** Start Passage provided **
DEPFA Bank plc (“DEPFA”) is a financial services company wholly owned by Hypo Real Estate Holdings
AG (“Hypo”). DEPFA’s banking operations are domiciled in Ireland with its remaining operations
headquartered in Germany. In January 2010, Hypo was recapitalized by Germany’s Financial Market
Stabilization Authority (“FMSA”). Under stewardship of the FMSA, DEPFA has been ring-fenced as a
completely separate business from Hypo. DEPFA immediately ceased all ongoing lending activities and
is being treated as a run-off. As part of the recapitalization, €132 billion of troubled assets from
DEPFA’s balance sheet were transferred to the FMSA with no residual liability to DEPFA. This
transaction had the effect of radically transforming DEPFA to a good bank with a performing book of
high quality securities. The European Commission mandated that DEPFA pay €1.6 billion to the FMSA
as compensation for the transfer of these troubled assets. This obligation was met in three payments
with the final installment being fully paid in March 2012. The FMSA has consistently stated publicly
that it intends to reprivatize DEPFA in the medium-term.

DEPFA’s current balance sheet consists of €88 billion of assets consisting primarily of loans to public
sector entities, local government authorities and sovereigns in Western Europe and the U.S. These
assets have an estimated duration of less than seven years and are largely rated investment grade
with only 0.1% of total assets in workout or restructuring. The company has €5.9 billion of risk-
weighted assets, €2 billion of tier 1 capital (ratio of 33.7%) and €1 billion in tangible common equity.
** End Passage provided **
** Start Data listing **
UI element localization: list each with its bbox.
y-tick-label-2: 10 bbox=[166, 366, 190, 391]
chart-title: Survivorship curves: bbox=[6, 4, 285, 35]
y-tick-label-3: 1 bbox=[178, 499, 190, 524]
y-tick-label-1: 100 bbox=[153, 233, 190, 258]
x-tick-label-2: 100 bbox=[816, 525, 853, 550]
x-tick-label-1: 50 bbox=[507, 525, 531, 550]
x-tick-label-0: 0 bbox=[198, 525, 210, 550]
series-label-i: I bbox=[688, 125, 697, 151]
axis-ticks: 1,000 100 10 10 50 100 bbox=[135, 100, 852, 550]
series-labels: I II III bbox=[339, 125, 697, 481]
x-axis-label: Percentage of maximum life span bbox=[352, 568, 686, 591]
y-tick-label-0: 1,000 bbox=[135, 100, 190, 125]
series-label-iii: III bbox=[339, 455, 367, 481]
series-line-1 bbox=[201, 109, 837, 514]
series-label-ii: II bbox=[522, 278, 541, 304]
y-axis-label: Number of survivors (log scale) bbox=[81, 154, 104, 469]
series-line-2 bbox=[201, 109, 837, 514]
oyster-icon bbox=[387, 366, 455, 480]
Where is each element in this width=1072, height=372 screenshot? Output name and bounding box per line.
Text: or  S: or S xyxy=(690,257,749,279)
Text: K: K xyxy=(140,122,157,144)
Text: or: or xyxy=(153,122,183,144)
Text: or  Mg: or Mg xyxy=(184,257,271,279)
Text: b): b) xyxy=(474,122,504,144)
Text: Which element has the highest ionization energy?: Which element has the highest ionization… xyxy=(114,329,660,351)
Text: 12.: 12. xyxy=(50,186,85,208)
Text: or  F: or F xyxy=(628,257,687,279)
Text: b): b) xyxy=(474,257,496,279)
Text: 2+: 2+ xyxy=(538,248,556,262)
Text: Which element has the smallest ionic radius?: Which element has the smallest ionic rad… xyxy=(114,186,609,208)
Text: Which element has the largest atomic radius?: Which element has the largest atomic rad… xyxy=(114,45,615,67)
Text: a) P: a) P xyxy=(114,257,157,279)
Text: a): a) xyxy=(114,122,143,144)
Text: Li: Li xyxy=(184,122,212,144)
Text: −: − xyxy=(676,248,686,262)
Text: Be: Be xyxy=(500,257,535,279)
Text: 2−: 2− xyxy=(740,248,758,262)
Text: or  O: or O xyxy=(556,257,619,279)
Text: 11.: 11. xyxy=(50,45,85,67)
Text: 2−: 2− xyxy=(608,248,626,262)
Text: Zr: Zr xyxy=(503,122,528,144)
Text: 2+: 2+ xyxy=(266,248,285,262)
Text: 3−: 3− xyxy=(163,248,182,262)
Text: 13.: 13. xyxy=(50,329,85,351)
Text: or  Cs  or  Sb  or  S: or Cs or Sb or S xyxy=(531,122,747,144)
** End Data listing **
** Start Data listing **
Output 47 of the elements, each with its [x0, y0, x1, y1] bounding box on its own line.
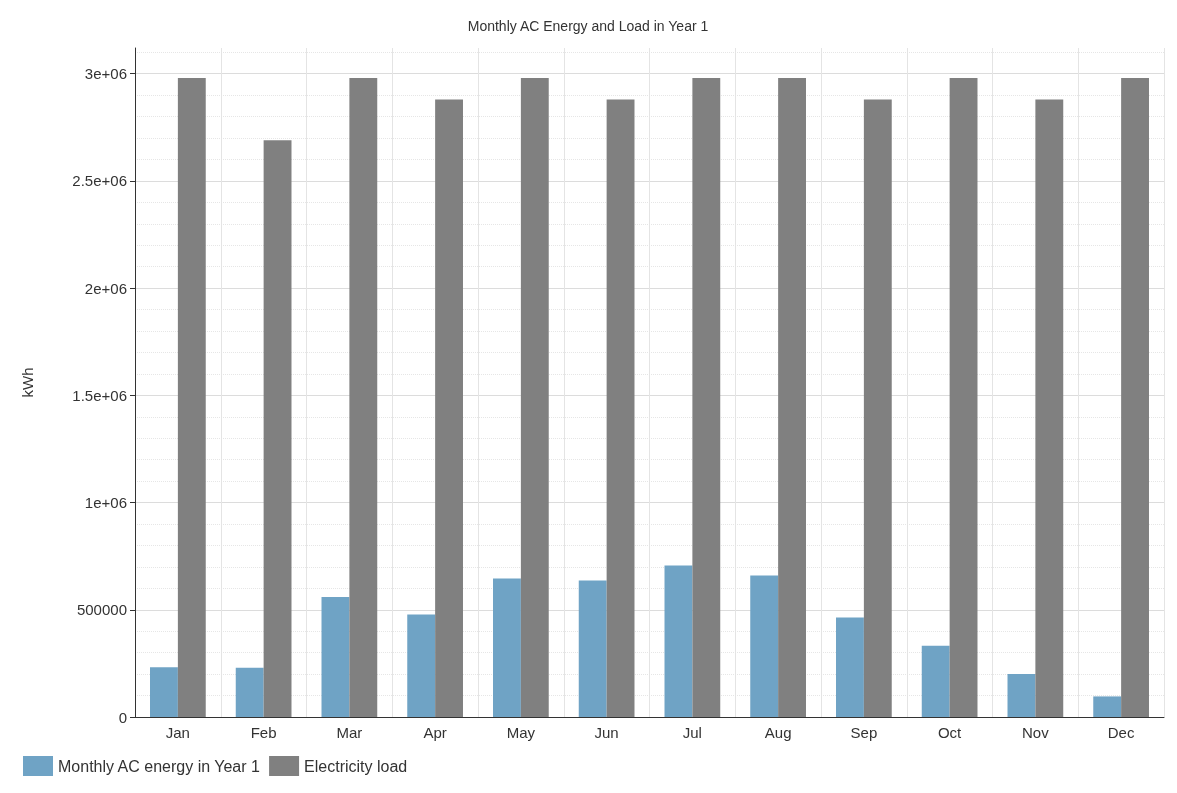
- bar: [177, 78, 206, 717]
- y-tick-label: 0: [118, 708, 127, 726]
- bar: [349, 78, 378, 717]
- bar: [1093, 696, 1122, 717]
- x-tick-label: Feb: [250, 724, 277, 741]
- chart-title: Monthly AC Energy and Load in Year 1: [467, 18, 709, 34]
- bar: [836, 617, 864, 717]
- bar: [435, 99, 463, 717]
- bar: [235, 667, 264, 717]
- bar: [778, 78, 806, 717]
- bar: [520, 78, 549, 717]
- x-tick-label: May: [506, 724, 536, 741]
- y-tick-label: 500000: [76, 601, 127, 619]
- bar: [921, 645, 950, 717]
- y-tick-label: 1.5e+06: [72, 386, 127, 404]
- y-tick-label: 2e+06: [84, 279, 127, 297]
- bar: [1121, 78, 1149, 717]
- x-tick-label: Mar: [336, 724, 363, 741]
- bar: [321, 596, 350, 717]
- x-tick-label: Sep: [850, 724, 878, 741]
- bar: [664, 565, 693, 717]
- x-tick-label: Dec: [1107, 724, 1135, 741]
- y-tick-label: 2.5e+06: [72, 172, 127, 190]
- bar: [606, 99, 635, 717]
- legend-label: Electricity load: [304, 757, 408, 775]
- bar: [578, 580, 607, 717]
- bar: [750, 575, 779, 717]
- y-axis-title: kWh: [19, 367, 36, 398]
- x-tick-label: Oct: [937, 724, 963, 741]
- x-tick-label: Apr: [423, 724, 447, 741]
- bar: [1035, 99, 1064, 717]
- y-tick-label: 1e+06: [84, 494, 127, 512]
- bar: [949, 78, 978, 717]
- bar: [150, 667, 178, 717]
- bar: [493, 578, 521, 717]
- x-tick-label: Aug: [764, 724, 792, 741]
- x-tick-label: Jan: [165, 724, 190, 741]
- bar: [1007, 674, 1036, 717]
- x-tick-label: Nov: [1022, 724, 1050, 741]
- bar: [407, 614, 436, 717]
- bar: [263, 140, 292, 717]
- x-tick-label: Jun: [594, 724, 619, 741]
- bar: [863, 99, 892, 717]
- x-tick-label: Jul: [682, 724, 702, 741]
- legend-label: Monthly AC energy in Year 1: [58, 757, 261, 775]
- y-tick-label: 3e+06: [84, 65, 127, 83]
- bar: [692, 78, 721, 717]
** End Data listing **
** Start Data listing **
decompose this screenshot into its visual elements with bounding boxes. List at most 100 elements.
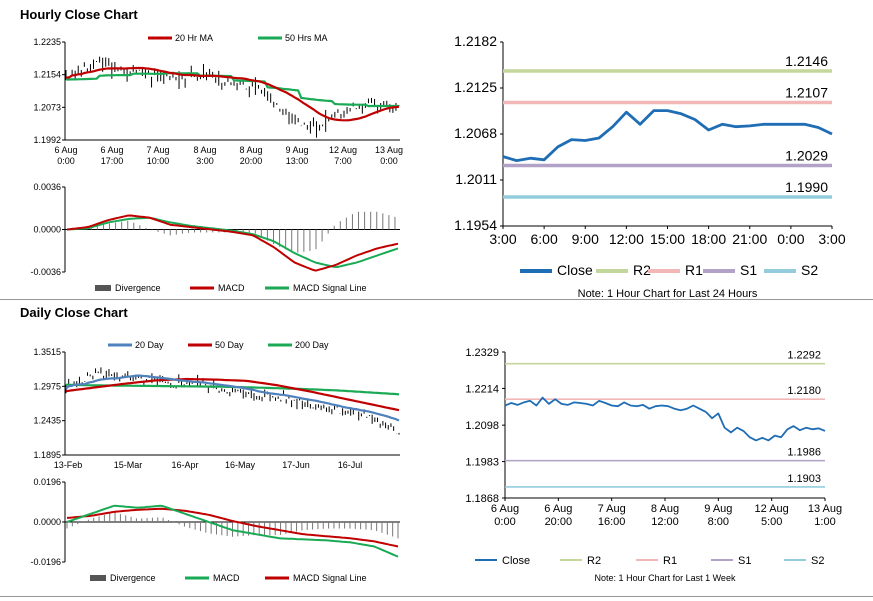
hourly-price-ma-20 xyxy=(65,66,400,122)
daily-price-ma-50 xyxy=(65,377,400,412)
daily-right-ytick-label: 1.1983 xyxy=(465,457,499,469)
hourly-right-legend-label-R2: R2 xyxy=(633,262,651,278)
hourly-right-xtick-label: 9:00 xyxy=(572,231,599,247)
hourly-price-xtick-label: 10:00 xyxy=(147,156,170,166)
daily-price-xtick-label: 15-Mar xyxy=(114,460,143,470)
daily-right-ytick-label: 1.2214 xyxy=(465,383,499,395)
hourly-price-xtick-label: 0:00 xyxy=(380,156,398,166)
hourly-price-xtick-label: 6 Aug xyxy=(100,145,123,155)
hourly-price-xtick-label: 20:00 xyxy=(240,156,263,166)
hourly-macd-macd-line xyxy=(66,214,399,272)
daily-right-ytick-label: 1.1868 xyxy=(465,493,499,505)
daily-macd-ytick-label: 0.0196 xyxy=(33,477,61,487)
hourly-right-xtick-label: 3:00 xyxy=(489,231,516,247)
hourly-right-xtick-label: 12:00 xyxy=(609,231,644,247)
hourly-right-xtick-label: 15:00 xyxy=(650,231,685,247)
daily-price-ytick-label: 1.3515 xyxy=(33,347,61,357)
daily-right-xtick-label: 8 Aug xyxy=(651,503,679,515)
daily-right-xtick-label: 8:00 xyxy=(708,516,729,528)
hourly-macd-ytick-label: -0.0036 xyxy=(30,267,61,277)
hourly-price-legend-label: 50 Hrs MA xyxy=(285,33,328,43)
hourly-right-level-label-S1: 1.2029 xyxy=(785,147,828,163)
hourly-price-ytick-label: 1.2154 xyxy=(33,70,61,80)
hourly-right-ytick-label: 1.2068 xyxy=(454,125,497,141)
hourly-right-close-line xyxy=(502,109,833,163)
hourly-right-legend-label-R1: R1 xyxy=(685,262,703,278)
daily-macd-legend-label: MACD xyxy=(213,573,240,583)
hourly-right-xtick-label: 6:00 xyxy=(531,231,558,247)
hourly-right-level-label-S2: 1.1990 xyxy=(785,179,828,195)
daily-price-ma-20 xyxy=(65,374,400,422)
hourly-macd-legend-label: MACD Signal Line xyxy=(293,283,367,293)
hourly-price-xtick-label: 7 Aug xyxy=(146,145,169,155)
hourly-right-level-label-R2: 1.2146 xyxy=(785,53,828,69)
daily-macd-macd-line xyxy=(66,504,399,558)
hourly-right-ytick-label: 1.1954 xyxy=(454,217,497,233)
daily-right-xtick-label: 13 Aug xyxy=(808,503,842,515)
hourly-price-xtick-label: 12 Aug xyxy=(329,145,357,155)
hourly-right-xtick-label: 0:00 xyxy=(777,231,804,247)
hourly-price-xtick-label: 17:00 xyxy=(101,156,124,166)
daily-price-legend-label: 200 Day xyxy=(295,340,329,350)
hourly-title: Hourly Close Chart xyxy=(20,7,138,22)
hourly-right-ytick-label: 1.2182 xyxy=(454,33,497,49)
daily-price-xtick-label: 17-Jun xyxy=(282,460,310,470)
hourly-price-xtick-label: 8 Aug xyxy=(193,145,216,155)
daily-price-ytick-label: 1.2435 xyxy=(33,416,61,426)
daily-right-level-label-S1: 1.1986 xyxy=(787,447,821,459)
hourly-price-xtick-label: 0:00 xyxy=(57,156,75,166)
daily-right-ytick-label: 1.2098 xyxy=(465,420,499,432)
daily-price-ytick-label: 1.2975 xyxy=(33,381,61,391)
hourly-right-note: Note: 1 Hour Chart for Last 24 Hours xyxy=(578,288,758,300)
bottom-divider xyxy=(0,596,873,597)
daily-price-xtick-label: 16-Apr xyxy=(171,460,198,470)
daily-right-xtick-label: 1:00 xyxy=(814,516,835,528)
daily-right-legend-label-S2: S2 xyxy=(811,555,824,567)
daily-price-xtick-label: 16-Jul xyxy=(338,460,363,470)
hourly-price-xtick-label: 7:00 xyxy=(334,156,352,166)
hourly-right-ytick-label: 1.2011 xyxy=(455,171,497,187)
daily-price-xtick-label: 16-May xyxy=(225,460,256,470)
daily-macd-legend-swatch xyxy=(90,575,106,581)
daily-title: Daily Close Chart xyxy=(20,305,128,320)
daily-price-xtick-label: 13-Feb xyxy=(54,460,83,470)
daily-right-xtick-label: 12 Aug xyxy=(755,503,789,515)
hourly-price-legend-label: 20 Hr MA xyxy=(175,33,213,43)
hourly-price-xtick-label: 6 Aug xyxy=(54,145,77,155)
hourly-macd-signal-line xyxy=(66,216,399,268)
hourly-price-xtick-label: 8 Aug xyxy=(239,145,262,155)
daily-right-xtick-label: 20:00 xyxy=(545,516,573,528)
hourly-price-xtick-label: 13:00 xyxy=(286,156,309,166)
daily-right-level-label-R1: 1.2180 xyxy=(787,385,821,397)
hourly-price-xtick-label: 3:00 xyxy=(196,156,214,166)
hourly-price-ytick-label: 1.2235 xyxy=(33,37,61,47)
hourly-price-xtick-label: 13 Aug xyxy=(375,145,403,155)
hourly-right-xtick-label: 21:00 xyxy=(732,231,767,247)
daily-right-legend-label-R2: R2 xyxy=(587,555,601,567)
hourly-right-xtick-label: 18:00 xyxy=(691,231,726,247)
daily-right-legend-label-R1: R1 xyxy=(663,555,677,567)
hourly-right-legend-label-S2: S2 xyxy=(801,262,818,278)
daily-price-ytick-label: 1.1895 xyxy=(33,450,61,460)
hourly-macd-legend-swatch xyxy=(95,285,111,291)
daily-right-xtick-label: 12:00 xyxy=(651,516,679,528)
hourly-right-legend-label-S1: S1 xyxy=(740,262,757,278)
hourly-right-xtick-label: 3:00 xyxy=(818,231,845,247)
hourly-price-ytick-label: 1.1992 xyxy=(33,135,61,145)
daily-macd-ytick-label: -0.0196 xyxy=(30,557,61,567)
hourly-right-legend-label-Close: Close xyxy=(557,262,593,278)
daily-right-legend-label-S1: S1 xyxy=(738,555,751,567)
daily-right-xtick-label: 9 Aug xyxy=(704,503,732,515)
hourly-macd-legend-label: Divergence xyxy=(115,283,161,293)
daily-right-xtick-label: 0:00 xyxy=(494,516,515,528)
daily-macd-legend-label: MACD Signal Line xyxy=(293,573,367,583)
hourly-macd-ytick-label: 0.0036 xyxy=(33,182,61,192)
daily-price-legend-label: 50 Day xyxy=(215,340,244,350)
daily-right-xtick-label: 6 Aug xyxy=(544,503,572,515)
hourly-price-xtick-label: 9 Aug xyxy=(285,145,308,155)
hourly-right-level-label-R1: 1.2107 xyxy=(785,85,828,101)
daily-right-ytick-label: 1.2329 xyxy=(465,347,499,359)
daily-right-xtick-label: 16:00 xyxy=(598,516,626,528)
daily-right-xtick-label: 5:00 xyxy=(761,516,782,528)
** End Data listing **
* What is asked *
1: Which euro amounts appear in the passage on DEPFA?
2: In the entries, rewrite the lines starting with the line with "- bar: [177, 78, 206, 717]" and going on through the line with "- x-tick-label: Dec: [1107, 724, 1135, 741]", changing "x-tick-label" to "month-label" and leaving everything else as it is. Return only those lines.

* Final answers *
1:
€132 billion
€1.6 billion
€88 billion
€5.9 billion
€2 billion
€1 billion

2:
- bar: [177, 78, 206, 717]
- y-tick-label: 0: [118, 708, 127, 726]
- bar: [349, 78, 378, 717]
- bar: [1093, 696, 1122, 717]
- month-label: Feb: [250, 724, 277, 741]
- chart-title: Monthly AC Energy and Load in Year 1: [467, 18, 709, 34]
- bar: [836, 617, 864, 717]
- bar: [435, 99, 463, 717]
- bar: [235, 667, 264, 717]
- bar: [778, 78, 806, 717]
- bar: [520, 78, 549, 717]
- month-label: May: [506, 724, 536, 741]
- y-tick-label: 500000: [76, 601, 127, 619]
- bar: [921, 645, 950, 717]
- y-tick-label: 1.5e+06: [72, 386, 127, 404]
- y-tick-label: 2e+06: [84, 279, 127, 297]
- bar: [1121, 78, 1149, 717]
- month-label: Mar: [336, 724, 363, 741]
- bar: [321, 596, 350, 717]
- month-label: Sep: [850, 724, 878, 741]
- bar: [664, 565, 693, 717]
- month-label: Dec: [1107, 724, 1135, 741]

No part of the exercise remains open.